TASK DESCRIPTION:
Omit the pictures, then reproduce every remaining record exactly.

Items listed in a dataset:
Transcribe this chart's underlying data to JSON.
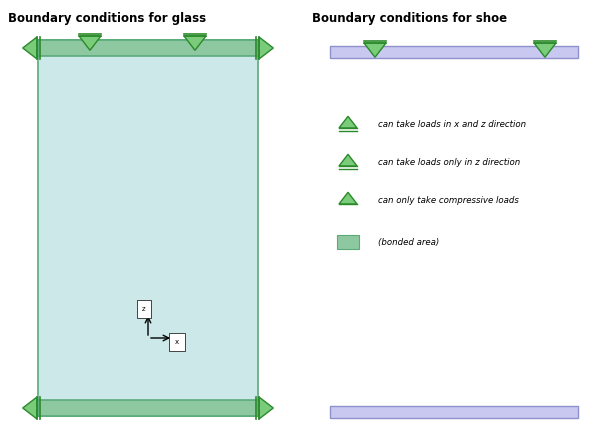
{
  "title_left": "Boundary conditions for glass",
  "title_right": "Boundary conditions for shoe",
  "glass_color": "#cce8e8",
  "glass_border_color": "#5aaa7a",
  "glass_strip_color": "#8ec8a0",
  "shoe_color": "#c8c8f0",
  "shoe_border_color": "#9090cc",
  "triangle_color": "#2a8a2a",
  "triangle_fill": "#7acc7a",
  "legend_texts": [
    "can take loads in x and z direction",
    "can take loads only in z direction",
    "can only take compressive loads",
    "(bonded area)"
  ],
  "background_color": "#ffffff"
}
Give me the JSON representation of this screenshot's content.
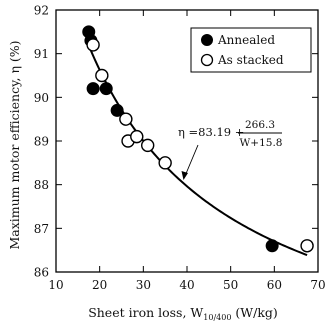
{
  "chart_data": {
    "type": "scatter",
    "xlabel": "Sheet iron loss, W",
    "xlabel_subscript": "10/400",
    "xlabel_unit": " (W/kg)",
    "ylabel": "Maximum motor efficiency, η (%)",
    "xlim": [
      10,
      70
    ],
    "ylim": [
      86,
      92
    ],
    "x_ticks": [
      "10",
      "20",
      "30",
      "40",
      "50",
      "60",
      "70"
    ],
    "y_ticks": [
      "86",
      "87",
      "88",
      "89",
      "90",
      "91",
      "92"
    ],
    "legend": {
      "position": "top-right"
    },
    "series": [
      {
        "name": "Annealed",
        "marker": "filled-circle",
        "color": "#000000",
        "points": [
          {
            "x": 17.5,
            "y": 91.5
          },
          {
            "x": 18.0,
            "y": 91.3
          },
          {
            "x": 18.5,
            "y": 90.2
          },
          {
            "x": 21.5,
            "y": 90.2
          },
          {
            "x": 24.0,
            "y": 89.7
          },
          {
            "x": 59.5,
            "y": 86.6
          }
        ]
      },
      {
        "name": "As stacked",
        "marker": "open-circle",
        "color": "#000000",
        "points": [
          {
            "x": 18.5,
            "y": 91.2
          },
          {
            "x": 20.5,
            "y": 90.5
          },
          {
            "x": 26.0,
            "y": 89.5
          },
          {
            "x": 26.5,
            "y": 89.0
          },
          {
            "x": 28.5,
            "y": 89.1
          },
          {
            "x": 31.0,
            "y": 88.9
          },
          {
            "x": 35.0,
            "y": 88.5
          },
          {
            "x": 67.5,
            "y": 86.6
          }
        ]
      }
    ],
    "fit": {
      "a": 83.19,
      "b": 266.3,
      "c": 15.8,
      "x_from": 17,
      "x_to": 67.5,
      "label_left": "η =83.19 +",
      "label_num": "266.3",
      "label_den": "W+15.8"
    }
  }
}
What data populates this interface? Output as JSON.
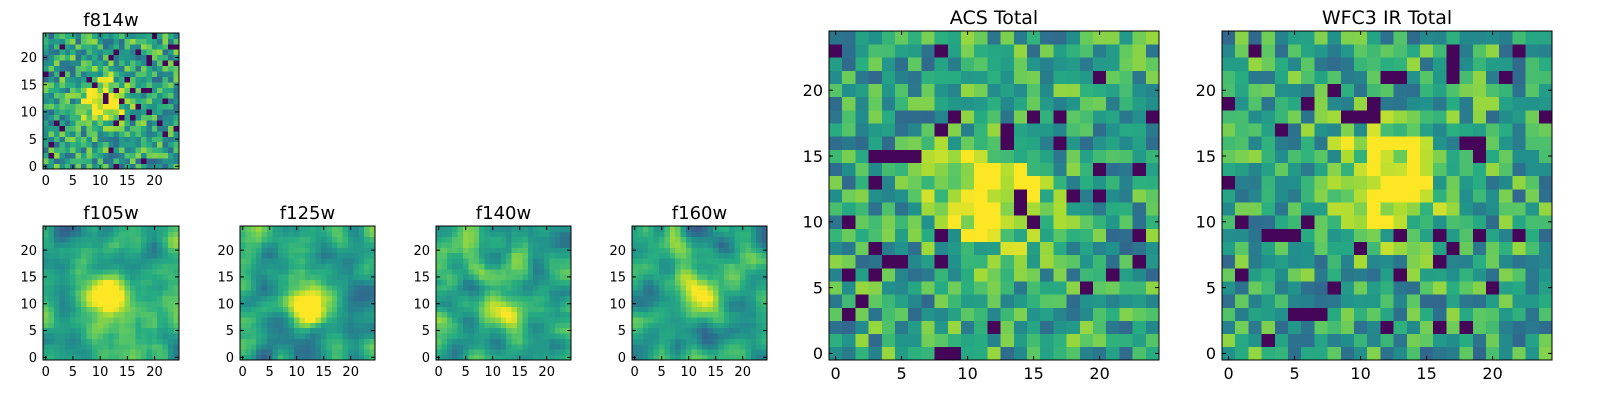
{
  "chart_data": [
    {
      "type": "heatmap",
      "title": "f814w",
      "xlim": [
        -0.5,
        24.5
      ],
      "ylim": [
        -0.5,
        24.5
      ],
      "xticks": [
        "0",
        "5",
        "10",
        "15",
        "20"
      ],
      "yticks": [
        "0",
        "5",
        "10",
        "15",
        "20"
      ],
      "grid_size": [
        25,
        25
      ],
      "colormap": "viridis",
      "pixel_scale": "fine",
      "bright_center": [
        11,
        12
      ],
      "texture": "noisy"
    },
    {
      "type": "heatmap",
      "title": "f105w",
      "xlim": [
        -0.5,
        24.5
      ],
      "ylim": [
        -0.5,
        24.5
      ],
      "xticks": [
        "0",
        "5",
        "10",
        "15",
        "20"
      ],
      "yticks": [
        "0",
        "5",
        "10",
        "15",
        "20"
      ],
      "grid_size": [
        25,
        25
      ],
      "colormap": "viridis",
      "pixel_scale": "fine",
      "bright_center": [
        11,
        11
      ],
      "texture": "smooth"
    },
    {
      "type": "heatmap",
      "title": "f125w",
      "xlim": [
        -0.5,
        24.5
      ],
      "ylim": [
        -0.5,
        24.5
      ],
      "xticks": [
        "0",
        "5",
        "10",
        "15",
        "20"
      ],
      "yticks": [
        "0",
        "5",
        "10",
        "15",
        "20"
      ],
      "grid_size": [
        25,
        25
      ],
      "colormap": "viridis",
      "pixel_scale": "fine",
      "bright_center": [
        12,
        10
      ],
      "texture": "smooth"
    },
    {
      "type": "heatmap",
      "title": "f140w",
      "xlim": [
        -0.5,
        24.5
      ],
      "ylim": [
        -0.5,
        24.5
      ],
      "xticks": [
        "0",
        "5",
        "10",
        "15",
        "20"
      ],
      "yticks": [
        "0",
        "5",
        "10",
        "15",
        "20"
      ],
      "grid_size": [
        25,
        25
      ],
      "colormap": "viridis",
      "pixel_scale": "fine",
      "bright_center": [
        12,
        9
      ],
      "texture": "smooth"
    },
    {
      "type": "heatmap",
      "title": "f160w",
      "xlim": [
        -0.5,
        24.5
      ],
      "ylim": [
        -0.5,
        24.5
      ],
      "xticks": [
        "0",
        "5",
        "10",
        "15",
        "20"
      ],
      "yticks": [
        "0",
        "5",
        "10",
        "15",
        "20"
      ],
      "grid_size": [
        25,
        25
      ],
      "colormap": "viridis",
      "pixel_scale": "fine",
      "bright_center": [
        12,
        12
      ],
      "texture": "smooth"
    },
    {
      "type": "heatmap",
      "title": "ACS Total",
      "xlim": [
        -0.5,
        24.5
      ],
      "ylim": [
        -0.5,
        24.5
      ],
      "xticks": [
        "0",
        "5",
        "10",
        "15",
        "20"
      ],
      "yticks": [
        "0",
        "5",
        "10",
        "15",
        "20"
      ],
      "grid_size": [
        25,
        25
      ],
      "colormap": "viridis",
      "pixel_scale": "coarse",
      "bright_center": [
        12,
        12
      ],
      "texture": "noisy"
    },
    {
      "type": "heatmap",
      "title": "WFC3 IR Total",
      "xlim": [
        -0.5,
        24.5
      ],
      "ylim": [
        -0.5,
        24.5
      ],
      "xticks": [
        "0",
        "5",
        "10",
        "15",
        "20"
      ],
      "yticks": [
        "0",
        "5",
        "10",
        "15",
        "20"
      ],
      "grid_size": [
        25,
        25
      ],
      "colormap": "viridis",
      "pixel_scale": "coarse",
      "bright_center": [
        12,
        13
      ],
      "texture": "noisy"
    }
  ]
}
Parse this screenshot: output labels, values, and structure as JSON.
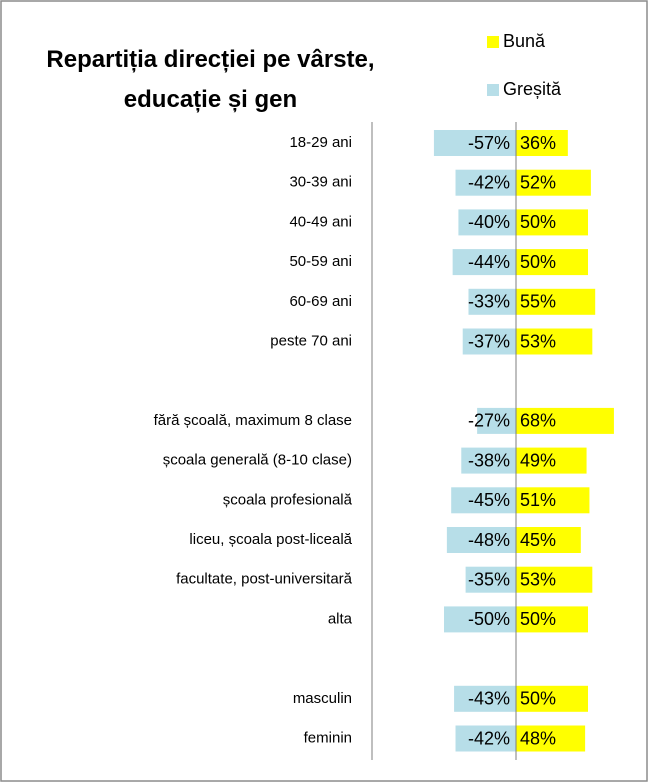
{
  "chart_data": {
    "type": "diverging-bar",
    "title": "Repartiția direcției pe vârste, educație și gen",
    "categories": [
      "18-29 ani",
      "30-39 ani",
      "40-49 ani",
      "50-59 ani",
      "60-69 ani",
      "peste 70 ani",
      null,
      "fără școală, maximum 8 clase",
      "școala generală (8-10 clase)",
      "școala profesională",
      "liceu, școala post-liceală",
      "facultate, post-universitară",
      "alta",
      null,
      "masculin",
      "feminin"
    ],
    "series": [
      {
        "name": "Bună",
        "color": "#ffff00",
        "values": [
          36,
          52,
          50,
          50,
          55,
          53,
          null,
          68,
          49,
          51,
          45,
          53,
          50,
          null,
          50,
          48
        ],
        "value_labels": [
          "36%",
          "52%",
          "50%",
          "50%",
          "55%",
          "53%",
          null,
          "68%",
          "49%",
          "51%",
          "45%",
          "53%",
          "50%",
          null,
          "50%",
          "48%"
        ]
      },
      {
        "name": "Greșită",
        "color": "#b7dee8",
        "values": [
          -57,
          -42,
          -40,
          -44,
          -33,
          -37,
          null,
          -27,
          -38,
          -45,
          -48,
          -35,
          -50,
          null,
          -43,
          -42
        ],
        "value_labels": [
          "-57%",
          "-42%",
          "-40%",
          "-44%",
          "-33%",
          "-37%",
          null,
          "-27%",
          "-38%",
          "-45%",
          "-48%",
          "-35%",
          "-50%",
          null,
          "-43%",
          "-42%"
        ]
      }
    ]
  }
}
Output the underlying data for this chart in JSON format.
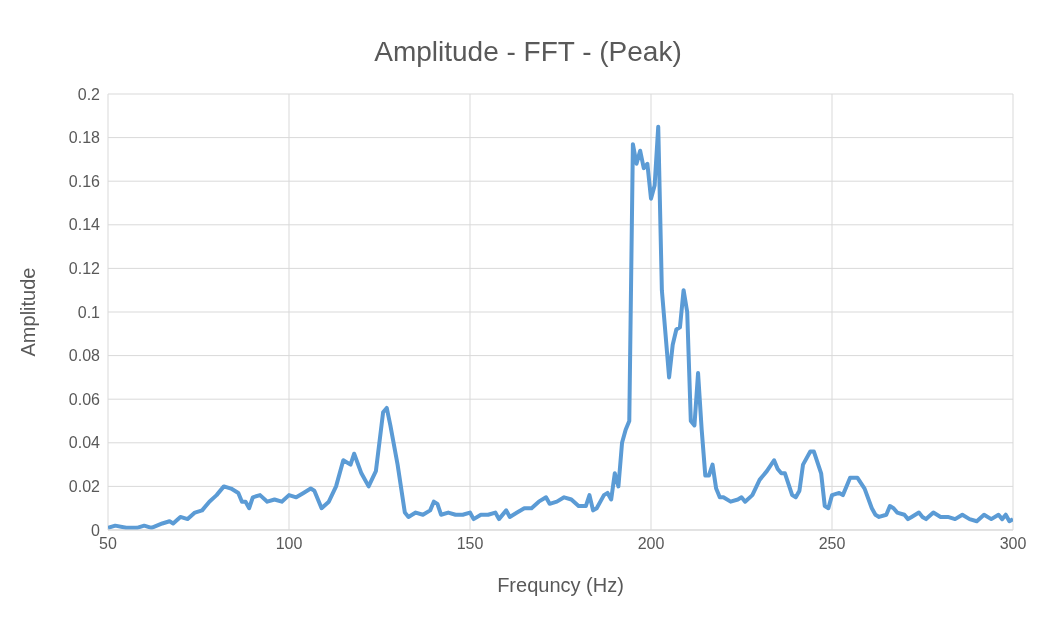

WRITTEN RESPONSE:
Transcribe this chart's underlying data to JSON.
{
  "title_left": "Boundary conditions for glass",
  "title_right": "Boundary conditions for shoe",
  "glass_color": "#cce8e8",
  "glass_border_color": "#5aaa7a",
  "glass_strip_color": "#8ec8a0",
  "shoe_color": "#c8c8f0",
  "shoe_border_color": "#9090cc",
  "triangle_color": "#2a8a2a",
  "triangle_fill": "#7acc7a",
  "legend_texts": [
    "can take loads in x and z direction",
    "can take loads only in z direction",
    "can only take compressive loads",
    "(bonded area)"
  ],
  "background_color": "#ffffff"
}
Give me the JSON representation of this screenshot's content.
{
  "chart_data": {
    "type": "scatter",
    "xlabel": "Sheet iron loss, W",
    "xlabel_subscript": "10/400",
    "xlabel_unit": " (W/kg)",
    "ylabel": "Maximum motor efficiency, η (%)",
    "xlim": [
      10,
      70
    ],
    "ylim": [
      86,
      92
    ],
    "x_ticks": [
      "10",
      "20",
      "30",
      "40",
      "50",
      "60",
      "70"
    ],
    "y_ticks": [
      "86",
      "87",
      "88",
      "89",
      "90",
      "91",
      "92"
    ],
    "legend": {
      "position": "top-right"
    },
    "series": [
      {
        "name": "Annealed",
        "marker": "filled-circle",
        "color": "#000000",
        "points": [
          {
            "x": 17.5,
            "y": 91.5
          },
          {
            "x": 18.0,
            "y": 91.3
          },
          {
            "x": 18.5,
            "y": 90.2
          },
          {
            "x": 21.5,
            "y": 90.2
          },
          {
            "x": 24.0,
            "y": 89.7
          },
          {
            "x": 59.5,
            "y": 86.6
          }
        ]
      },
      {
        "name": "As stacked",
        "marker": "open-circle",
        "color": "#000000",
        "points": [
          {
            "x": 18.5,
            "y": 91.2
          },
          {
            "x": 20.5,
            "y": 90.5
          },
          {
            "x": 26.0,
            "y": 89.5
          },
          {
            "x": 26.5,
            "y": 89.0
          },
          {
            "x": 28.5,
            "y": 89.1
          },
          {
            "x": 31.0,
            "y": 88.9
          },
          {
            "x": 35.0,
            "y": 88.5
          },
          {
            "x": 67.5,
            "y": 86.6
          }
        ]
      }
    ],
    "fit": {
      "a": 83.19,
      "b": 266.3,
      "c": 15.8,
      "x_from": 17,
      "x_to": 67.5,
      "label_left": "η =83.19 +",
      "label_num": "266.3",
      "label_den": "W+15.8"
    }
  }
}
What data populates this interface? Output as JSON.
{
  "chart_data": [
    {
      "type": "heatmap",
      "title": "f814w",
      "xlim": [
        -0.5,
        24.5
      ],
      "ylim": [
        -0.5,
        24.5
      ],
      "xticks": [
        "0",
        "5",
        "10",
        "15",
        "20"
      ],
      "yticks": [
        "0",
        "5",
        "10",
        "15",
        "20"
      ],
      "grid_size": [
        25,
        25
      ],
      "colormap": "viridis",
      "pixel_scale": "fine",
      "bright_center": [
        11,
        12
      ],
      "texture": "noisy"
    },
    {
      "type": "heatmap",
      "title": "f105w",
      "xlim": [
        -0.5,
        24.5
      ],
      "ylim": [
        -0.5,
        24.5
      ],
      "xticks": [
        "0",
        "5",
        "10",
        "15",
        "20"
      ],
      "yticks": [
        "0",
        "5",
        "10",
        "15",
        "20"
      ],
      "grid_size": [
        25,
        25
      ],
      "colormap": "viridis",
      "pixel_scale": "fine",
      "bright_center": [
        11,
        11
      ],
      "texture": "smooth"
    },
    {
      "type": "heatmap",
      "title": "f125w",
      "xlim": [
        -0.5,
        24.5
      ],
      "ylim": [
        -0.5,
        24.5
      ],
      "xticks": [
        "0",
        "5",
        "10",
        "15",
        "20"
      ],
      "yticks": [
        "0",
        "5",
        "10",
        "15",
        "20"
      ],
      "grid_size": [
        25,
        25
      ],
      "colormap": "viridis",
      "pixel_scale": "fine",
      "bright_center": [
        12,
        10
      ],
      "texture": "smooth"
    },
    {
      "type": "heatmap",
      "title": "f140w",
      "xlim": [
        -0.5,
        24.5
      ],
      "ylim": [
        -0.5,
        24.5
      ],
      "xticks": [
        "0",
        "5",
        "10",
        "15",
        "20"
      ],
      "yticks": [
        "0",
        "5",
        "10",
        "15",
        "20"
      ],
      "grid_size": [
        25,
        25
      ],
      "colormap": "viridis",
      "pixel_scale": "fine",
      "bright_center": [
        12,
        9
      ],
      "texture": "smooth"
    },
    {
      "type": "heatmap",
      "title": "f160w",
      "xlim": [
        -0.5,
        24.5
      ],
      "ylim": [
        -0.5,
        24.5
      ],
      "xticks": [
        "0",
        "5",
        "10",
        "15",
        "20"
      ],
      "yticks": [
        "0",
        "5",
        "10",
        "15",
        "20"
      ],
      "grid_size": [
        25,
        25
      ],
      "colormap": "viridis",
      "pixel_scale": "fine",
      "bright_center": [
        12,
        12
      ],
      "texture": "smooth"
    },
    {
      "type": "heatmap",
      "title": "ACS Total",
      "xlim": [
        -0.5,
        24.5
      ],
      "ylim": [
        -0.5,
        24.5
      ],
      "xticks": [
        "0",
        "5",
        "10",
        "15",
        "20"
      ],
      "yticks": [
        "0",
        "5",
        "10",
        "15",
        "20"
      ],
      "grid_size": [
        25,
        25
      ],
      "colormap": "viridis",
      "pixel_scale": "coarse",
      "bright_center": [
        12,
        12
      ],
      "texture": "noisy"
    },
    {
      "type": "heatmap",
      "title": "WFC3 IR Total",
      "xlim": [
        -0.5,
        24.5
      ],
      "ylim": [
        -0.5,
        24.5
      ],
      "xticks": [
        "0",
        "5",
        "10",
        "15",
        "20"
      ],
      "yticks": [
        "0",
        "5",
        "10",
        "15",
        "20"
      ],
      "grid_size": [
        25,
        25
      ],
      "colormap": "viridis",
      "pixel_scale": "coarse",
      "bright_center": [
        12,
        13
      ],
      "texture": "noisy"
    }
  ]
}
Parse this screenshot: output labels, values, and structure as JSON.
{
  "chart_data": {
    "type": "diverging-bar",
    "title": "Repartiția direcției pe vârste, educație și gen",
    "categories": [
      "18-29 ani",
      "30-39 ani",
      "40-49 ani",
      "50-59 ani",
      "60-69 ani",
      "peste 70 ani",
      null,
      "fără școală, maximum 8 clase",
      "școala generală (8-10 clase)",
      "școala profesională",
      "liceu, școala post-liceală",
      "facultate, post-universitară",
      "alta",
      null,
      "masculin",
      "feminin"
    ],
    "series": [
      {
        "name": "Bună",
        "color": "#ffff00",
        "values": [
          36,
          52,
          50,
          50,
          55,
          53,
          null,
          68,
          49,
          51,
          45,
          53,
          50,
          null,
          50,
          48
        ],
        "value_labels": [
          "36%",
          "52%",
          "50%",
          "50%",
          "55%",
          "53%",
          null,
          "68%",
          "49%",
          "51%",
          "45%",
          "53%",
          "50%",
          null,
          "50%",
          "48%"
        ]
      },
      {
        "name": "Greșită",
        "color": "#b7dee8",
        "values": [
          -57,
          -42,
          -40,
          -44,
          -33,
          -37,
          null,
          -27,
          -38,
          -45,
          -48,
          -35,
          -50,
          null,
          -43,
          -42
        ],
        "value_labels": [
          "-57%",
          "-42%",
          "-40%",
          "-44%",
          "-33%",
          "-37%",
          null,
          "-27%",
          "-38%",
          "-45%",
          "-48%",
          "-35%",
          "-50%",
          null,
          "-43%",
          "-42%"
        ]
      }
    ]
  }
}
Output the underlying data for this chart in JSON format.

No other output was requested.